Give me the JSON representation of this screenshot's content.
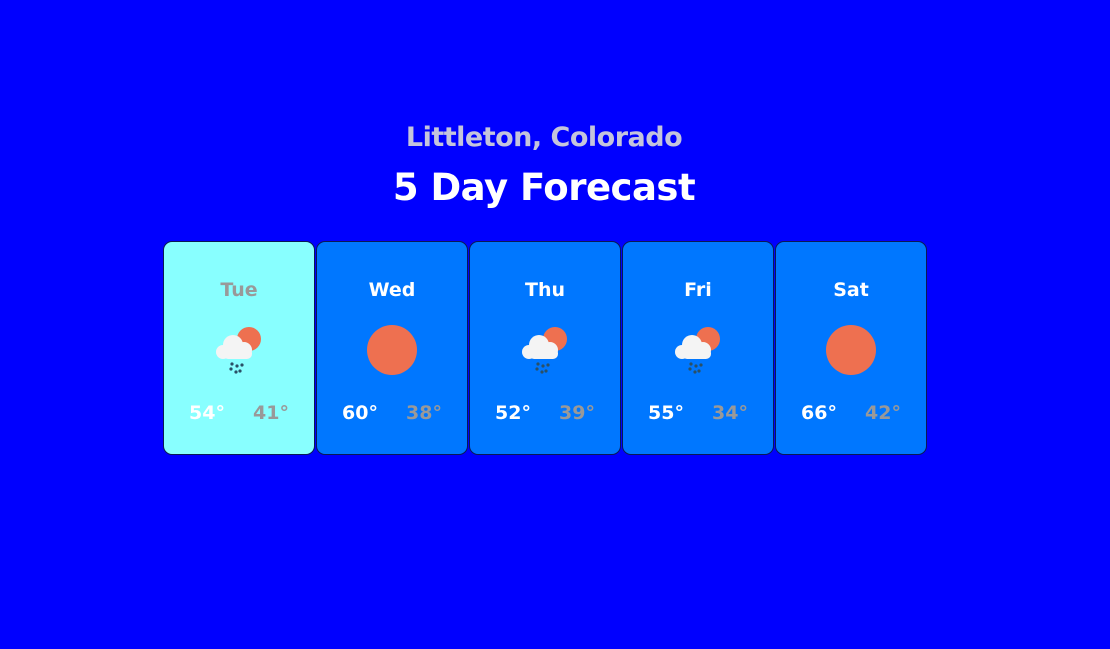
{
  "header": {
    "location": "Littleton, Colorado",
    "title": "5 Day Forecast"
  },
  "colors": {
    "background": "#0000ff",
    "card": "#0077ff",
    "card_selected": "#88ffff",
    "sun": "#ee7050"
  },
  "days": [
    {
      "day": "Tue",
      "icon": "rain-cloud-sun-icon",
      "high": "54°",
      "low": "41°",
      "selected": true
    },
    {
      "day": "Wed",
      "icon": "sun-icon",
      "high": "60°",
      "low": "38°",
      "selected": false
    },
    {
      "day": "Thu",
      "icon": "rain-cloud-sun-icon",
      "high": "52°",
      "low": "39°",
      "selected": false
    },
    {
      "day": "Fri",
      "icon": "rain-cloud-sun-icon",
      "high": "55°",
      "low": "34°",
      "selected": false
    },
    {
      "day": "Sat",
      "icon": "sun-icon",
      "high": "66°",
      "low": "42°",
      "selected": false
    }
  ]
}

______

* WHAT IS EXPECTED: Pictures in the records above should not be copied. Repeat everything else exactly.

* EXERCISE OUTPUT:
Give me the JSON representation of this screenshot's content.
{
  "header": {
    "location": "Littleton, Colorado",
    "title": "5 Day Forecast"
  },
  "colors": {
    "background": "#0000ff",
    "card": "#0077ff",
    "card_selected": "#88ffff",
    "sun": "#ee7050"
  },
  "days": [
    {
      "day": "Tue",
      "icon": "rain-cloud-sun-icon",
      "high": "54°",
      "low": "41°",
      "selected": true
    },
    {
      "day": "Wed",
      "icon": "sun-icon",
      "high": "60°",
      "low": "38°",
      "selected": false
    },
    {
      "day": "Thu",
      "icon": "rain-cloud-sun-icon",
      "high": "52°",
      "low": "39°",
      "selected": false
    },
    {
      "day": "Fri",
      "icon": "rain-cloud-sun-icon",
      "high": "55°",
      "low": "34°",
      "selected": false
    },
    {
      "day": "Sat",
      "icon": "sun-icon",
      "high": "66°",
      "low": "42°",
      "selected": false
    }
  ]
}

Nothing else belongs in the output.